Using the data below, determine the number of lines that include the string "caption". Write only that number.

Entries provided:
* begin *

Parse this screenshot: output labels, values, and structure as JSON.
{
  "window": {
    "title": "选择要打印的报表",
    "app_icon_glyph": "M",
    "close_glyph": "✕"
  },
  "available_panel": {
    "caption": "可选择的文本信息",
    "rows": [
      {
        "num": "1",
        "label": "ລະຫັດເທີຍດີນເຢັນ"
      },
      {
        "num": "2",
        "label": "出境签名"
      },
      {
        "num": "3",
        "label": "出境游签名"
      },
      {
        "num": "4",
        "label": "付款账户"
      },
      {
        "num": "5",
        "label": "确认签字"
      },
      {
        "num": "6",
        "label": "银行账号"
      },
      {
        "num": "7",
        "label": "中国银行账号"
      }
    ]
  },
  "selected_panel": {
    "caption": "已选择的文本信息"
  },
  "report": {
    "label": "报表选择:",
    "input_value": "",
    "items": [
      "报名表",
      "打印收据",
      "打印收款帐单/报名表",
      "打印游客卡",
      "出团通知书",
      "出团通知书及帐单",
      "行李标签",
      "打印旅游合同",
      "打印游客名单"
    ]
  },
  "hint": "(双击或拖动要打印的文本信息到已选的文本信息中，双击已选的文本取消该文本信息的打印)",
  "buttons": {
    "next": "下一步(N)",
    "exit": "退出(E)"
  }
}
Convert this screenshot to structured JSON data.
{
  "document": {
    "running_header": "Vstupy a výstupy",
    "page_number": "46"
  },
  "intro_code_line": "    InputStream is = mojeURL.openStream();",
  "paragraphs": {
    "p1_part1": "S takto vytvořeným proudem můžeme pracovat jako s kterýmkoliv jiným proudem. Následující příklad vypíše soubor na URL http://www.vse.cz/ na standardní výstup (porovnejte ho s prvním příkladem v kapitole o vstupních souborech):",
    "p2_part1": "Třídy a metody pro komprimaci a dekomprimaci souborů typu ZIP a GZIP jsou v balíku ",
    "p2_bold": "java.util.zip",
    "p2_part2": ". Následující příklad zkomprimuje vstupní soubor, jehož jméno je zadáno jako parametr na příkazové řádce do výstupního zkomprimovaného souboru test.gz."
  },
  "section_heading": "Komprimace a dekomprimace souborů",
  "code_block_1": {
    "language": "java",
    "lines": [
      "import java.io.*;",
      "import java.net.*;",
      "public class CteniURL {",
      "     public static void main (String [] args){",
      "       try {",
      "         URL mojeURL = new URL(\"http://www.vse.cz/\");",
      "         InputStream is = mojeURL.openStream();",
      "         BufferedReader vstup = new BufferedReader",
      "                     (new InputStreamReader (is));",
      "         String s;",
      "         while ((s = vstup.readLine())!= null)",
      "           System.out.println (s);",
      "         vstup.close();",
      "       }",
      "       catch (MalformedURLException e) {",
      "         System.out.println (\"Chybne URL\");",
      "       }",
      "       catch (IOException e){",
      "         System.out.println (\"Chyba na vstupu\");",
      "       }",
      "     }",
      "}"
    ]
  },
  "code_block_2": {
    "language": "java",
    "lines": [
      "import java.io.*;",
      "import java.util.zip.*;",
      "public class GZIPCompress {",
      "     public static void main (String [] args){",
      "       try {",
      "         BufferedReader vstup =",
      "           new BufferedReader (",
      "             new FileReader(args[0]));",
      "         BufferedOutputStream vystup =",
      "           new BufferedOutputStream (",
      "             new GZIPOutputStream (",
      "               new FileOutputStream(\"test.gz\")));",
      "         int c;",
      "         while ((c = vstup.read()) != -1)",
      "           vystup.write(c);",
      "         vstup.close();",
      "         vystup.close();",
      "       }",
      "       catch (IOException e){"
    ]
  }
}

* end *

Written response: 2